─── RECORDS PROVIDED ───

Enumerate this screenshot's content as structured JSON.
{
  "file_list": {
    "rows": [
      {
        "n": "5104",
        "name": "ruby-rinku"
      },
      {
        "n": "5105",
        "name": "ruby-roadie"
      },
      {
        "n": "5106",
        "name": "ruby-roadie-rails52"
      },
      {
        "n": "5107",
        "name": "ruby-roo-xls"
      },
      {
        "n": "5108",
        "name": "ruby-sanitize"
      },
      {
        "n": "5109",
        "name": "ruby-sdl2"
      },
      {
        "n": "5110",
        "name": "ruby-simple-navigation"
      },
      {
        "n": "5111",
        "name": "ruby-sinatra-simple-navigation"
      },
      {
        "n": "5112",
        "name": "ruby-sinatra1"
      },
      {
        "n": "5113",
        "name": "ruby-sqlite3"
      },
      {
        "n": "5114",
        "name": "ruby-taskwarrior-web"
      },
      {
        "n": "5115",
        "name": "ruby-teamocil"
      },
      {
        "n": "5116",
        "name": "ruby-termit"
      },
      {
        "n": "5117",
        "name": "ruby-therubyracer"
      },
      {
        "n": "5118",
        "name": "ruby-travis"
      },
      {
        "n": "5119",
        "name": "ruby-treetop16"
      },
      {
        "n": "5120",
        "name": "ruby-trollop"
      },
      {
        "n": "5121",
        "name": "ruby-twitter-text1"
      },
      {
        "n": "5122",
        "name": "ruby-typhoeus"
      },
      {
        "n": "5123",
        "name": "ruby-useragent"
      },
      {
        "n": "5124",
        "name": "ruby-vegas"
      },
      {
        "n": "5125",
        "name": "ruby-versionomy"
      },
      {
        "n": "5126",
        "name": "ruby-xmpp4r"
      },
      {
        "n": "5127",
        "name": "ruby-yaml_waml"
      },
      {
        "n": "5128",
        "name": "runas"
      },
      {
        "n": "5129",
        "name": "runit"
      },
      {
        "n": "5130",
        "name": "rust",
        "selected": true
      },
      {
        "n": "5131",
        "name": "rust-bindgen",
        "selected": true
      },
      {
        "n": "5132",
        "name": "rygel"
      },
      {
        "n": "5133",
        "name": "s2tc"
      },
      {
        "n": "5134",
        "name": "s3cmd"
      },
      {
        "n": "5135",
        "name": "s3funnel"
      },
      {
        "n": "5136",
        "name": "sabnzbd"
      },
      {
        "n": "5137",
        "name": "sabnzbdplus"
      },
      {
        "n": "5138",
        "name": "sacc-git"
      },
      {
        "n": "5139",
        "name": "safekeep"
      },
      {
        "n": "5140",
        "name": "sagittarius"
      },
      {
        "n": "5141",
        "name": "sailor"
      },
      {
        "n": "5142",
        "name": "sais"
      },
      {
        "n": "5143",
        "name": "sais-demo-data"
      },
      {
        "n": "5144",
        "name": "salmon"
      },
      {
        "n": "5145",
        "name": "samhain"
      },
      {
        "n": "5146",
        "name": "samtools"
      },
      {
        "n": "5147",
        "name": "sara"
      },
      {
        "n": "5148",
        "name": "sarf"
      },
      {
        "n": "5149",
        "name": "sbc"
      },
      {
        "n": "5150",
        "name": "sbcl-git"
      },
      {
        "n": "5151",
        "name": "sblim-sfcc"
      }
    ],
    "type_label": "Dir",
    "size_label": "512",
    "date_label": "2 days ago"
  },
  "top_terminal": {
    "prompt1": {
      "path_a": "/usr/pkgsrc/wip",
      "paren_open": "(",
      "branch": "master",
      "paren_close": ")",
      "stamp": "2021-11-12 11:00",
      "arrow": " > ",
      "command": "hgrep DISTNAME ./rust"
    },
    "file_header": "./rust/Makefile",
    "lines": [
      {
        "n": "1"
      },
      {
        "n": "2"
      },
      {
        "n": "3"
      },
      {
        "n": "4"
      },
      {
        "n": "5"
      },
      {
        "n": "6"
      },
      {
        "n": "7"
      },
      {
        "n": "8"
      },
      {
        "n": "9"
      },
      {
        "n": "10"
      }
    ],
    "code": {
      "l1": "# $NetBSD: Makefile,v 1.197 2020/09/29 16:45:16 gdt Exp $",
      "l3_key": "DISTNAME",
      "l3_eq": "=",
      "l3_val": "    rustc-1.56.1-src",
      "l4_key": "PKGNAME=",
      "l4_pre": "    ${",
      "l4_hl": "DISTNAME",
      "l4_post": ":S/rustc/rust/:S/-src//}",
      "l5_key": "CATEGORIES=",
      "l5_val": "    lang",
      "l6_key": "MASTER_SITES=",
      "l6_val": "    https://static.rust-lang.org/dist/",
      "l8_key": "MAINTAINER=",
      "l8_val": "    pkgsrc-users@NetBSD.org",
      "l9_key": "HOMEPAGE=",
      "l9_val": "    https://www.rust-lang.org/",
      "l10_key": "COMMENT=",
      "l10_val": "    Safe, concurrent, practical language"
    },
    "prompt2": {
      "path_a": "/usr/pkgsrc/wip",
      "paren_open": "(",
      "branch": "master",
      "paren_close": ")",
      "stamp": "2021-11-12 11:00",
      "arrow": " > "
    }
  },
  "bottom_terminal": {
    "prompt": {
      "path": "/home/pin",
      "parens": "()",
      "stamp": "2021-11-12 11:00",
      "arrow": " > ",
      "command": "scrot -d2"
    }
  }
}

───

**WHAT IS NEEDED**: Would you reproduce the material above in full, exactly as given?

**EXERCISE OUTPUT**:
Enumerate this screenshot's content as structured JSON.
{
  "file_list": {
    "rows": [
      {
        "n": "5104",
        "name": "ruby-rinku"
      },
      {
        "n": "5105",
        "name": "ruby-roadie"
      },
      {
        "n": "5106",
        "name": "ruby-roadie-rails52"
      },
      {
        "n": "5107",
        "name": "ruby-roo-xls"
      },
      {
        "n": "5108",
        "name": "ruby-sanitize"
      },
      {
        "n": "5109",
        "name": "ruby-sdl2"
      },
      {
        "n": "5110",
        "name": "ruby-simple-navigation"
      },
      {
        "n": "5111",
        "name": "ruby-sinatra-simple-navigation"
      },
      {
        "n": "5112",
        "name": "ruby-sinatra1"
      },
      {
        "n": "5113",
        "name": "ruby-sqlite3"
      },
      {
        "n": "5114",
        "name": "ruby-taskwarrior-web"
      },
      {
        "n": "5115",
        "name": "ruby-teamocil"
      },
      {
        "n": "5116",
        "name": "ruby-termit"
      },
      {
        "n": "5117",
        "name": "ruby-therubyracer"
      },
      {
        "n": "5118",
        "name": "ruby-travis"
      },
      {
        "n": "5119",
        "name": "ruby-treetop16"
      },
      {
        "n": "5120",
        "name": "ruby-trollop"
      },
      {
        "n": "5121",
        "name": "ruby-twitter-text1"
      },
      {
        "n": "5122",
        "name": "ruby-typhoeus"
      },
      {
        "n": "5123",
        "name": "ruby-useragent"
      },
      {
        "n": "5124",
        "name": "ruby-vegas"
      },
      {
        "n": "5125",
        "name": "ruby-versionomy"
      },
      {
        "n": "5126",
        "name": "ruby-xmpp4r"
      },
      {
        "n": "5127",
        "name": "ruby-yaml_waml"
      },
      {
        "n": "5128",
        "name": "runas"
      },
      {
        "n": "5129",
        "name": "runit"
      },
      {
        "n": "5130",
        "name": "rust",
        "selected": true
      },
      {
        "n": "5131",
        "name": "rust-bindgen",
        "selected": true
      },
      {
        "n": "5132",
        "name": "rygel"
      },
      {
        "n": "5133",
        "name": "s2tc"
      },
      {
        "n": "5134",
        "name": "s3cmd"
      },
      {
        "n": "5135",
        "name": "s3funnel"
      },
      {
        "n": "5136",
        "name": "sabnzbd"
      },
      {
        "n": "5137",
        "name": "sabnzbdplus"
      },
      {
        "n": "5138",
        "name": "sacc-git"
      },
      {
        "n": "5139",
        "name": "safekeep"
      },
      {
        "n": "5140",
        "name": "sagittarius"
      },
      {
        "n": "5141",
        "name": "sailor"
      },
      {
        "n": "5142",
        "name": "sais"
      },
      {
        "n": "5143",
        "name": "sais-demo-data"
      },
      {
        "n": "5144",
        "name": "salmon"
      },
      {
        "n": "5145",
        "name": "samhain"
      },
      {
        "n": "5146",
        "name": "samtools"
      },
      {
        "n": "5147",
        "name": "sara"
      },
      {
        "n": "5148",
        "name": "sarf"
      },
      {
        "n": "5149",
        "name": "sbc"
      },
      {
        "n": "5150",
        "name": "sbcl-git"
      },
      {
        "n": "5151",
        "name": "sblim-sfcc"
      }
    ],
    "type_label": "Dir",
    "size_label": "512",
    "date_label": "2 days ago"
  },
  "top_terminal": {
    "prompt1": {
      "path_a": "/usr/pkgsrc/wip",
      "paren_open": "(",
      "branch": "master",
      "paren_close": ")",
      "stamp": "2021-11-12 11:00",
      "arrow": " > ",
      "command": "hgrep DISTNAME ./rust"
    },
    "file_header": "./rust/Makefile",
    "lines": [
      {
        "n": "1"
      },
      {
        "n": "2"
      },
      {
        "n": "3"
      },
      {
        "n": "4"
      },
      {
        "n": "5"
      },
      {
        "n": "6"
      },
      {
        "n": "7"
      },
      {
        "n": "8"
      },
      {
        "n": "9"
      },
      {
        "n": "10"
      }
    ],
    "code": {
      "l1": "# $NetBSD: Makefile,v 1.197 2020/09/29 16:45:16 gdt Exp $",
      "l3_key": "DISTNAME",
      "l3_eq": "=",
      "l3_val": "    rustc-1.56.1-src",
      "l4_key": "PKGNAME=",
      "l4_pre": "    ${",
      "l4_hl": "DISTNAME",
      "l4_post": ":S/rustc/rust/:S/-src//}",
      "l5_key": "CATEGORIES=",
      "l5_val": "    lang",
      "l6_key": "MASTER_SITES=",
      "l6_val": "    https://static.rust-lang.org/dist/",
      "l8_key": "MAINTAINER=",
      "l8_val": "    pkgsrc-users@NetBSD.org",
      "l9_key": "HOMEPAGE=",
      "l9_val": "    https://www.rust-lang.org/",
      "l10_key": "COMMENT=",
      "l10_val": "    Safe, concurrent, practical language"
    },
    "prompt2": {
      "path_a": "/usr/pkgsrc/wip",
      "paren_open": "(",
      "branch": "master",
      "paren_close": ")",
      "stamp": "2021-11-12 11:00",
      "arrow": " > "
    }
  },
  "bottom_terminal": {
    "prompt": {
      "path": "/home/pin",
      "parens": "()",
      "stamp": "2021-11-12 11:00",
      "arrow": " > ",
      "command": "scrot -d2"
    }
  }
}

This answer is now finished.